Material shown start

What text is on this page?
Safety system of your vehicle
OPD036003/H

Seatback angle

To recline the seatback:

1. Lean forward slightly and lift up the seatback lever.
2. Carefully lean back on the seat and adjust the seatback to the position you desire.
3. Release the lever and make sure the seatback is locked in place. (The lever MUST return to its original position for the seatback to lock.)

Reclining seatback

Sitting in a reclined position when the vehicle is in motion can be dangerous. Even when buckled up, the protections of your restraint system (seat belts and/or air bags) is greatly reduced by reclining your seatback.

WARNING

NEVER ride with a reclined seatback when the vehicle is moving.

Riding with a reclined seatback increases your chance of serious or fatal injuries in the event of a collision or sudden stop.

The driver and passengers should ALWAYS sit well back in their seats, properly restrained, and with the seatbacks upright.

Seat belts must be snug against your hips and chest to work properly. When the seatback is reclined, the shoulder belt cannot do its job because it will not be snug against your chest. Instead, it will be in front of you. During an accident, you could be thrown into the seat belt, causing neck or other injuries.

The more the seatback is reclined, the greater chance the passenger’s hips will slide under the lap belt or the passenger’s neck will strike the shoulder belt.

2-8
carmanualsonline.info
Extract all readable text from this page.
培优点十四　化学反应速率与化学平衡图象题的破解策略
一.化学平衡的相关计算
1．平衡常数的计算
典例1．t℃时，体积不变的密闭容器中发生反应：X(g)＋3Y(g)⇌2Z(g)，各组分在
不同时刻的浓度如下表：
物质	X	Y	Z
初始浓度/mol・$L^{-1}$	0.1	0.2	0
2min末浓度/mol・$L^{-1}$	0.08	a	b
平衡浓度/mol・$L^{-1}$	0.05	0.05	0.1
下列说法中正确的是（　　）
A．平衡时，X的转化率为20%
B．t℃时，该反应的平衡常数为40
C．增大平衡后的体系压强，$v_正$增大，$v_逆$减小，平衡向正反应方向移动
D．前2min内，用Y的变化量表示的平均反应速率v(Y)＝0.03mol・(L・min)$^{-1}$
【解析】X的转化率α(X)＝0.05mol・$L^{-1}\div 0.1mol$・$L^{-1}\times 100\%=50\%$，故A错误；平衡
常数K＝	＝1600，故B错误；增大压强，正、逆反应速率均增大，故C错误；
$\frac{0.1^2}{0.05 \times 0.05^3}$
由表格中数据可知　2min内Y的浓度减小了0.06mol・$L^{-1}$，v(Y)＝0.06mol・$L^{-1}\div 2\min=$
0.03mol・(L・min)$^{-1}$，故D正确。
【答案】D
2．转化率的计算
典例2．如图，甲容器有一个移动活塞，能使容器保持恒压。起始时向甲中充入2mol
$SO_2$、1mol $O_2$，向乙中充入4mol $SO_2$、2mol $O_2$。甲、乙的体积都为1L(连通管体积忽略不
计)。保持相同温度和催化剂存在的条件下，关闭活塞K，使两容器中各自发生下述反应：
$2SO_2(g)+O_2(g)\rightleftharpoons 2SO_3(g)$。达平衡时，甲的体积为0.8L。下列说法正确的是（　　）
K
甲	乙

Material shown end

_Aim_
Retype nothing except the lines from the line holding "Extract all readable text from this page." through the last line of the entries, both included.

_Full output_
Extract all readable text from this page.
培优点十四　化学反应速率与化学平衡图象题的破解策略
一.化学平衡的相关计算
1．平衡常数的计算
典例1．t℃时，体积不变的密闭容器中发生反应：X(g)＋3Y(g)⇌2Z(g)，各组分在
不同时刻的浓度如下表：
物质	X	Y	Z
初始浓度/mol・$L^{-1}$	0.1	0.2	0
2min末浓度/mol・$L^{-1}$	0.08	a	b
平衡浓度/mol・$L^{-1}$	0.05	0.05	0.1
下列说法中正确的是（　　）
A．平衡时，X的转化率为20%
B．t℃时，该反应的平衡常数为40
C．增大平衡后的体系压强，$v_正$增大，$v_逆$减小，平衡向正反应方向移动
D．前2min内，用Y的变化量表示的平均反应速率v(Y)＝0.03mol・(L・min)$^{-1}$
【解析】X的转化率α(X)＝0.05mol・$L^{-1}\div 0.1mol$・$L^{-1}\times 100\%=50\%$，故A错误；平衡
常数K＝	＝1600，故B错误；增大压强，正、逆反应速率均增大，故C错误；
$\frac{0.1^2}{0.05 \times 0.05^3}$
由表格中数据可知　2min内Y的浓度减小了0.06mol・$L^{-1}$，v(Y)＝0.06mol・$L^{-1}\div 2\min=$
0.03mol・(L・min)$^{-1}$，故D正确。
【答案】D
2．转化率的计算
典例2．如图，甲容器有一个移动活塞，能使容器保持恒压。起始时向甲中充入2mol
$SO_2$、1mol $O_2$，向乙中充入4mol $SO_2$、2mol $O_2$。甲、乙的体积都为1L(连通管体积忽略不
计)。保持相同温度和催化剂存在的条件下，关闭活塞K，使两容器中各自发生下述反应：
$2SO_2(g)+O_2(g)\rightleftharpoons 2SO_3(g)$。达平衡时，甲的体积为0.8L。下列说法正确的是（　　）
K
甲	乙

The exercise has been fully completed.